Select from the data all lines with the word "this".
· · · · ·
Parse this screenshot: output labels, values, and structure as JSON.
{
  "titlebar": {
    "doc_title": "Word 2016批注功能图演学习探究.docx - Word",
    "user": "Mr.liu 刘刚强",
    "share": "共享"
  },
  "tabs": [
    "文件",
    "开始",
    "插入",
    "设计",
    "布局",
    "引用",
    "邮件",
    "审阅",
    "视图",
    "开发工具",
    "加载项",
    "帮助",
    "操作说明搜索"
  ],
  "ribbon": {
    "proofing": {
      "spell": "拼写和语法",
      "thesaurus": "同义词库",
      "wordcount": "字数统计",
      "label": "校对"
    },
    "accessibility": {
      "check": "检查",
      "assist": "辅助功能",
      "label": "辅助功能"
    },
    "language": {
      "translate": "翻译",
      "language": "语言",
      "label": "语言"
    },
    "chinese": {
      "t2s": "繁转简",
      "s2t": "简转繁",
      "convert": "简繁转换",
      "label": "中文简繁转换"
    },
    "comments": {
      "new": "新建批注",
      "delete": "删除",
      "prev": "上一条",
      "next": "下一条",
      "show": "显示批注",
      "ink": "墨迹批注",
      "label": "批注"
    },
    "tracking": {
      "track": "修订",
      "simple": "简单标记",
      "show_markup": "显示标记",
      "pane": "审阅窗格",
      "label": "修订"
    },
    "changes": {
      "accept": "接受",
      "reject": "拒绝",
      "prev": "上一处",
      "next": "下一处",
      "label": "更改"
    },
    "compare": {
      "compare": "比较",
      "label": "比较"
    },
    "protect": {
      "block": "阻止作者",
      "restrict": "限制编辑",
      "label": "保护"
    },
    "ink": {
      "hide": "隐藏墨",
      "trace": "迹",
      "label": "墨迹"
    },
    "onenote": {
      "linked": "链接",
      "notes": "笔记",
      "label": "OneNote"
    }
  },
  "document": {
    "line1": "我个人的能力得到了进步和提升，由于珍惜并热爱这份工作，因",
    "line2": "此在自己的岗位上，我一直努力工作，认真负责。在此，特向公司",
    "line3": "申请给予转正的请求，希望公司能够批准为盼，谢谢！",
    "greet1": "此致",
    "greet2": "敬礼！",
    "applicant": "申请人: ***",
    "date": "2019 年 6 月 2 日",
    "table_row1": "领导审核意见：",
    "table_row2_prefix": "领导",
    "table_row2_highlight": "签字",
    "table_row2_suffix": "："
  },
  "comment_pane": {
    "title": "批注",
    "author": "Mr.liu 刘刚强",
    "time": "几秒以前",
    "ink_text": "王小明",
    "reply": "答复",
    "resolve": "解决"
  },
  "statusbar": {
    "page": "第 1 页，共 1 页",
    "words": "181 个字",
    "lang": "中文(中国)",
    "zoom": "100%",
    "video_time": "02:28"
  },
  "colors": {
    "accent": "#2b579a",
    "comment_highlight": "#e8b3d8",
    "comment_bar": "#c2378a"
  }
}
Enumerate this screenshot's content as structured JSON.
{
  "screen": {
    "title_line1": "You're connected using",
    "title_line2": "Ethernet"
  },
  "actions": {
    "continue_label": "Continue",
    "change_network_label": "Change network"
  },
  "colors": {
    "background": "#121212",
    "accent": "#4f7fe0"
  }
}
· · · · ·
§ COMPLETE RESPONSE
Parse this screenshot: output labels, values, and structure as JSON.
Enumerate this screenshot's content as structured JSON.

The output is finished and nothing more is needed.